## [Exercise]
Say how many lines include "AHEAD", with no words around the number.

(Extracted records)
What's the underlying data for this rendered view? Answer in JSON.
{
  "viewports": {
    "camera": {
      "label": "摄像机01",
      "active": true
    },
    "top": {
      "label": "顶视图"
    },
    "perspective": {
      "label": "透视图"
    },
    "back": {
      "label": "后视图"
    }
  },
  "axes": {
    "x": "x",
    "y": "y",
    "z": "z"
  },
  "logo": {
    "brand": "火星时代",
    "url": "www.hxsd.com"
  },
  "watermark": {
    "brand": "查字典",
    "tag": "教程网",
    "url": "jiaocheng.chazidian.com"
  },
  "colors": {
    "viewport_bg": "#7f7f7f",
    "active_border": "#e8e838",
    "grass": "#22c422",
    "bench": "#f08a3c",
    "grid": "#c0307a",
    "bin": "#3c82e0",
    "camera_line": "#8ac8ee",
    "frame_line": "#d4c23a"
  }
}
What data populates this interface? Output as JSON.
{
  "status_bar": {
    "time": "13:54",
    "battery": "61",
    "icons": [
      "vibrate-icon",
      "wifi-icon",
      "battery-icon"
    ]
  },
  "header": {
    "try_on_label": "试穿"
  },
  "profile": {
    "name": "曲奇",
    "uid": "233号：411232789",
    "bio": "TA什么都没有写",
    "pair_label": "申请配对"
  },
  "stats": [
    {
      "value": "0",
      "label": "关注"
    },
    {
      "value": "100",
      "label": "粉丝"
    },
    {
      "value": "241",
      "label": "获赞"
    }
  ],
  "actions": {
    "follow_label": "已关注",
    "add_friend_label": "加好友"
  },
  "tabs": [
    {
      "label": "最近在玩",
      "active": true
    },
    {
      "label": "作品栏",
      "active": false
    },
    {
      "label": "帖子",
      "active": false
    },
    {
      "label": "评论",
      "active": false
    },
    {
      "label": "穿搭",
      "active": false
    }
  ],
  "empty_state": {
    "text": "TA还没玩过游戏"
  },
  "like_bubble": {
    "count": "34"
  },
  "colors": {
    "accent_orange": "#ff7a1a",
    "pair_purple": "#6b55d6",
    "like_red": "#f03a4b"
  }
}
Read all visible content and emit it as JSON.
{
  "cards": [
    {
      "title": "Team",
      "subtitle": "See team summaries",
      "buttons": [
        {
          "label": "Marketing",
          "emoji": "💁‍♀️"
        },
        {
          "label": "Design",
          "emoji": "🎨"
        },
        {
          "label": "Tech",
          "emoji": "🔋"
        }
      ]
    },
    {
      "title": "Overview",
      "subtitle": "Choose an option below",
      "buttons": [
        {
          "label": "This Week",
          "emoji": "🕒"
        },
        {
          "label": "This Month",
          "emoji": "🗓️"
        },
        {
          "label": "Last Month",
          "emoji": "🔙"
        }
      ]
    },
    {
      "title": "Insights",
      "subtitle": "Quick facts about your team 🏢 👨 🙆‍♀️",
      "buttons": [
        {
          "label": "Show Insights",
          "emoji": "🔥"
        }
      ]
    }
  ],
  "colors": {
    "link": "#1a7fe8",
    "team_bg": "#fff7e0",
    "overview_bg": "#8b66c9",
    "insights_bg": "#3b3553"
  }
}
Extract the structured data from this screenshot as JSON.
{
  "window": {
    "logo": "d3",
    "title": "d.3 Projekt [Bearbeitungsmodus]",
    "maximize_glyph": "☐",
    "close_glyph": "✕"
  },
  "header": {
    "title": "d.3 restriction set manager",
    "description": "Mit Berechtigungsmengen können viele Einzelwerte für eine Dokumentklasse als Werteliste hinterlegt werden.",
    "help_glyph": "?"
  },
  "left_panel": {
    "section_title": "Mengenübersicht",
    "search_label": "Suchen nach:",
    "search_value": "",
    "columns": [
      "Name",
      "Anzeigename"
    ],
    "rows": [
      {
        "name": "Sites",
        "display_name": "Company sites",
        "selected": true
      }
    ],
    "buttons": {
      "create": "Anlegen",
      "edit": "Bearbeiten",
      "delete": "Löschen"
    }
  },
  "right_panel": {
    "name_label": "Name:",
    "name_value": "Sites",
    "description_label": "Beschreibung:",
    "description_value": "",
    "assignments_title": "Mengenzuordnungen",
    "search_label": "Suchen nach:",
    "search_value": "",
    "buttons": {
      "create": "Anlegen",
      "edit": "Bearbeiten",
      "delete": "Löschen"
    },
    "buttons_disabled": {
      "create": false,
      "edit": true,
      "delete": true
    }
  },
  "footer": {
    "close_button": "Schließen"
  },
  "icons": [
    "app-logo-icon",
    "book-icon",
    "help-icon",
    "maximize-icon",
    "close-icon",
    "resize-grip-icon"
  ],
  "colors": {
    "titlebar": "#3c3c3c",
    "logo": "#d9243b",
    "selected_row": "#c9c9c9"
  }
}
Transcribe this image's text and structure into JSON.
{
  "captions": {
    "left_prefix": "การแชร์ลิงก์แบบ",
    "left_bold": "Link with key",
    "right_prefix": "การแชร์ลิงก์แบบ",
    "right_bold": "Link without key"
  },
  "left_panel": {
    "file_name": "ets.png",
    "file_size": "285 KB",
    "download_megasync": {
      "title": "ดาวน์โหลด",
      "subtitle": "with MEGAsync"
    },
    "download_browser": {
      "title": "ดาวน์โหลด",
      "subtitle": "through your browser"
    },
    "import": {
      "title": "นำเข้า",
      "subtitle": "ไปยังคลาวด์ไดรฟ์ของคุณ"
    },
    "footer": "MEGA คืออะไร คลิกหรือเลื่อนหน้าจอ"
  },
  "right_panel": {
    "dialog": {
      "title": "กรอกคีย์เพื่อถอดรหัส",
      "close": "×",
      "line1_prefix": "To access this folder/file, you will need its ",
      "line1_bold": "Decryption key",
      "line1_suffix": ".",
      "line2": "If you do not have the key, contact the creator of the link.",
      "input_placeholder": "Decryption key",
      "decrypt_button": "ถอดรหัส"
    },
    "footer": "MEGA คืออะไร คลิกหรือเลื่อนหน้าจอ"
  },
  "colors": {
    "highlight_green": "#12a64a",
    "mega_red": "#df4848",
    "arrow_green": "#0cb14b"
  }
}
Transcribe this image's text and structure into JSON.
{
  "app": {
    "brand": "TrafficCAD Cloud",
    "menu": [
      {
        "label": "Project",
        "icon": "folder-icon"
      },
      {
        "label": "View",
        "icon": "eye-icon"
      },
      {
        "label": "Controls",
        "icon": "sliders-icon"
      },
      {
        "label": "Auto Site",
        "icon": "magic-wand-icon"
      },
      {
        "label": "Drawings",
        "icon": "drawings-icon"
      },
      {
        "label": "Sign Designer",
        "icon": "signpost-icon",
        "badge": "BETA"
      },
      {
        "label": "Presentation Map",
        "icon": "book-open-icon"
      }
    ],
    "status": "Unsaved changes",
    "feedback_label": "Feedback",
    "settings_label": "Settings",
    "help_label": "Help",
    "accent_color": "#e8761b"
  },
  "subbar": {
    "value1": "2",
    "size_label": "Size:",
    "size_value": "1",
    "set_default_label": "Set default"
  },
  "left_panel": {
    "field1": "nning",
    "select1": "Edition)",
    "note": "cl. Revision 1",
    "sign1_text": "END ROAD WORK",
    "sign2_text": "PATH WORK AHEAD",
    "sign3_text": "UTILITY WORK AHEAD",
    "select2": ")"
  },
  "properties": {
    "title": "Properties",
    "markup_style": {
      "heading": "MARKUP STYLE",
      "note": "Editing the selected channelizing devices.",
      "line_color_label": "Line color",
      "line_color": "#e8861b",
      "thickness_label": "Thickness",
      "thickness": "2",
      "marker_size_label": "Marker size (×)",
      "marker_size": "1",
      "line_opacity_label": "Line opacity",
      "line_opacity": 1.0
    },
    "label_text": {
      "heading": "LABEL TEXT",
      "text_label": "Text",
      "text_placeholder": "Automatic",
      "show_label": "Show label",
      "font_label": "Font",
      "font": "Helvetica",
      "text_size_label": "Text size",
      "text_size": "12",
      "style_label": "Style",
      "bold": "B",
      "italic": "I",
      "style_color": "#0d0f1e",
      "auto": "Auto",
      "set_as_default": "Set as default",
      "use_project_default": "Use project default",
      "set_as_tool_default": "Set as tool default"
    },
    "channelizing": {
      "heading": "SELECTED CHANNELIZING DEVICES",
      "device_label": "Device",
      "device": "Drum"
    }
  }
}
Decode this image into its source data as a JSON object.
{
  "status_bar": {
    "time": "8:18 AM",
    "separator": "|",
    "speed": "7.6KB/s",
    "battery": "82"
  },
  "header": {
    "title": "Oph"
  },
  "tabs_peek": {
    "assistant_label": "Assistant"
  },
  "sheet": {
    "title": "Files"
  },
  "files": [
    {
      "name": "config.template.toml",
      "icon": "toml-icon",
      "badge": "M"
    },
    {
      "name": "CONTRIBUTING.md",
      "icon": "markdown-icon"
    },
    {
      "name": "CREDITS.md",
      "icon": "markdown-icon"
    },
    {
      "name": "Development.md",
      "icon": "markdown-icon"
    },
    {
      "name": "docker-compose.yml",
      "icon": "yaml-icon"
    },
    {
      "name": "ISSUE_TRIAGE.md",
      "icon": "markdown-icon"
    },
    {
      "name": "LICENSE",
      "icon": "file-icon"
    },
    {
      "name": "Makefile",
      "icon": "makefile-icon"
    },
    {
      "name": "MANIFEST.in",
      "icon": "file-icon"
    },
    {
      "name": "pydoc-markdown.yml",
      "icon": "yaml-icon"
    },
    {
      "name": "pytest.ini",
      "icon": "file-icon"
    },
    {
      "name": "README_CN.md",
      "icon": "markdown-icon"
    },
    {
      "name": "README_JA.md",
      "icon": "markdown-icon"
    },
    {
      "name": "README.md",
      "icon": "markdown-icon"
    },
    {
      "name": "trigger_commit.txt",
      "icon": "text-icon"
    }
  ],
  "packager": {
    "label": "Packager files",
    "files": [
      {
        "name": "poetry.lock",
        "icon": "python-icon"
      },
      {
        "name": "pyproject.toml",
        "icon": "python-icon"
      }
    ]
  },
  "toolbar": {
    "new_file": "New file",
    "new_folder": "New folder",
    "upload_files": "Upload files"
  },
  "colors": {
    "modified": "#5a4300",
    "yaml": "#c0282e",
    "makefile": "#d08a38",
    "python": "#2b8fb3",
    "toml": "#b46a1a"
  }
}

## [Solution to this problem]
2